### REQUEST
Go through the material below and report how many lines contain "NOAA". Give only the number.

### RECORD SET
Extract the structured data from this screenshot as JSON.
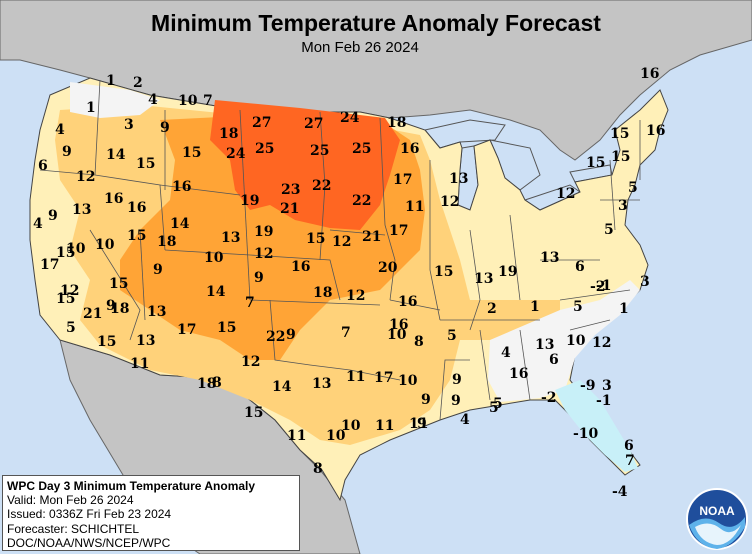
{
  "header": {
    "title": "Minimum Temperature Anomaly Forecast",
    "subtitle": "Mon Feb 26 2024"
  },
  "infobox": {
    "heading": "WPC Day 3 Minimum Temperature Anomaly",
    "valid": "Valid: Mon Feb 26 2024",
    "issued": "Issued: 0336Z Fri Feb 23 2024",
    "forecaster": "Forecaster: SCHICHTEL",
    "agency": "DOC/NOAA/NWS/NCEP/WPC"
  },
  "logo": {
    "text": "NOAA"
  },
  "colors": {
    "ocean": "#cde0f5",
    "land_outside": "#c4c4c4",
    "anomaly_cold_light": "#c8f0f8",
    "anomaly_near_zero": "#f4f4f4",
    "anomaly_warm_low": "#fff0b8",
    "anomaly_warm_mid": "#ffd27a",
    "anomaly_warm_high": "#ff9c2a",
    "anomaly_warm_peak": "#ff6622"
  },
  "anomaly_values": [
    "1",
    "2",
    "4",
    "10",
    "7",
    "1",
    "3",
    "9",
    "4",
    "9",
    "14",
    "15",
    "18",
    "27",
    "27",
    "24",
    "18",
    "24",
    "25",
    "25",
    "25",
    "16",
    "6",
    "12",
    "15",
    "16",
    "19",
    "23",
    "22",
    "21",
    "22",
    "17",
    "13",
    "12",
    "16",
    "16",
    "14",
    "13",
    "15",
    "18",
    "19",
    "21",
    "17",
    "4",
    "9",
    "13",
    "10",
    "15",
    "12",
    "17",
    "15",
    "9",
    "10",
    "12",
    "16",
    "20",
    "9",
    "15",
    "14",
    "15",
    "13",
    "18",
    "12",
    "16",
    "19",
    "9",
    "7",
    "12",
    "21",
    "15",
    "18",
    "13",
    "17",
    "15",
    "9",
    "7",
    "10",
    "8",
    "5",
    "2",
    "1",
    "5",
    "-2",
    "-1",
    "1",
    "15",
    "13",
    "5",
    "10",
    "11",
    "12",
    "8",
    "14",
    "11",
    "10",
    "9",
    "4",
    "13",
    "6",
    "10",
    "12",
    "16",
    "9",
    "13",
    "5",
    "17",
    "4",
    "10",
    "9",
    "3",
    "22",
    "10",
    "16",
    "11",
    "5",
    "8",
    "11",
    "18",
    "11",
    "15",
    "9",
    "-9",
    "-1",
    "6",
    "-10",
    "7",
    "-4",
    "-2",
    "15",
    "3",
    "5",
    "5",
    "3",
    "15",
    "13",
    "15",
    "16",
    "12",
    "11",
    "16",
    "6",
    "7"
  ]
}
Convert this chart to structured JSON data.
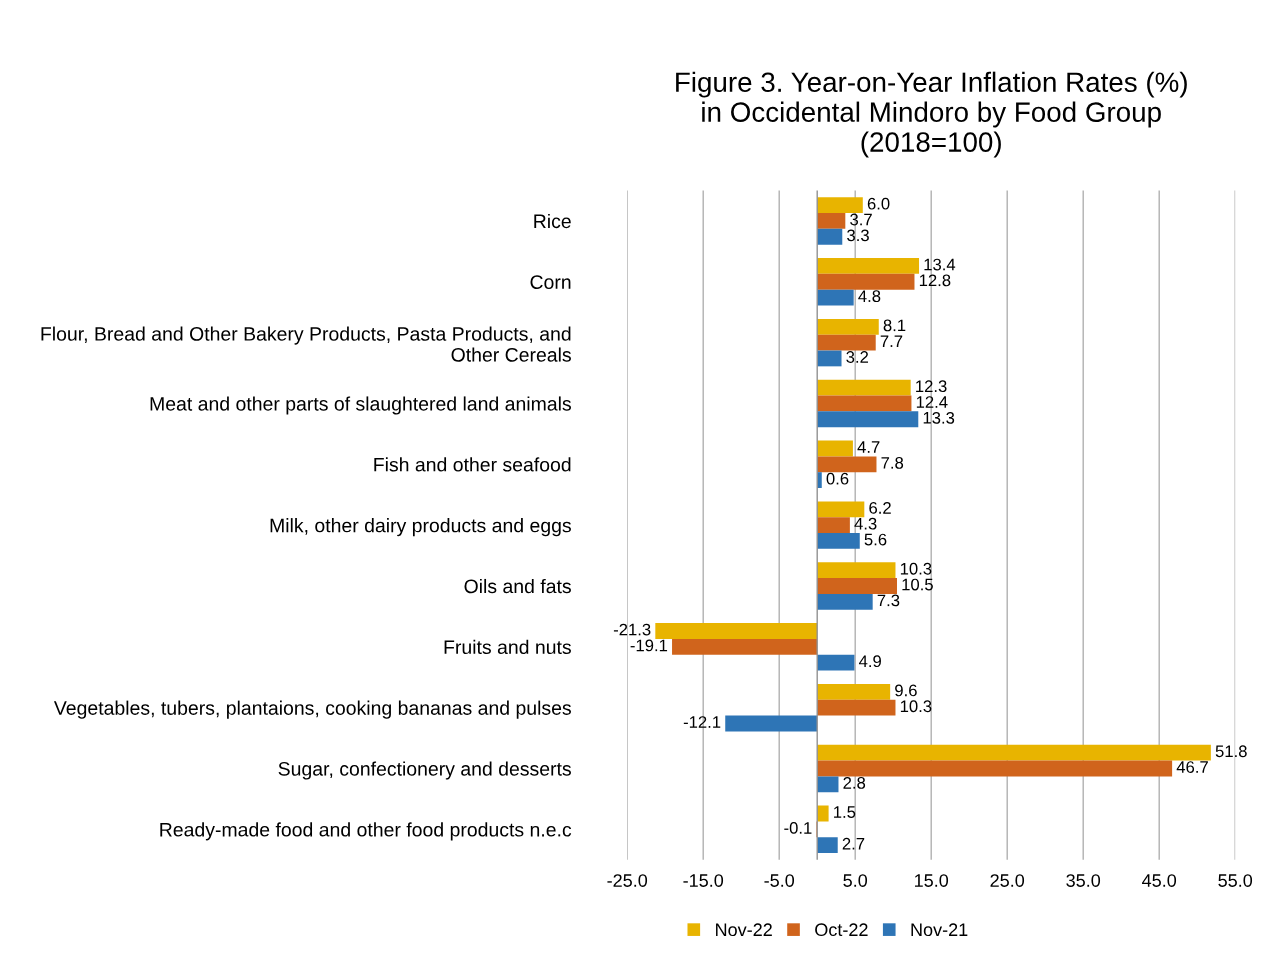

### ANSWER TO THE PROBLEM
2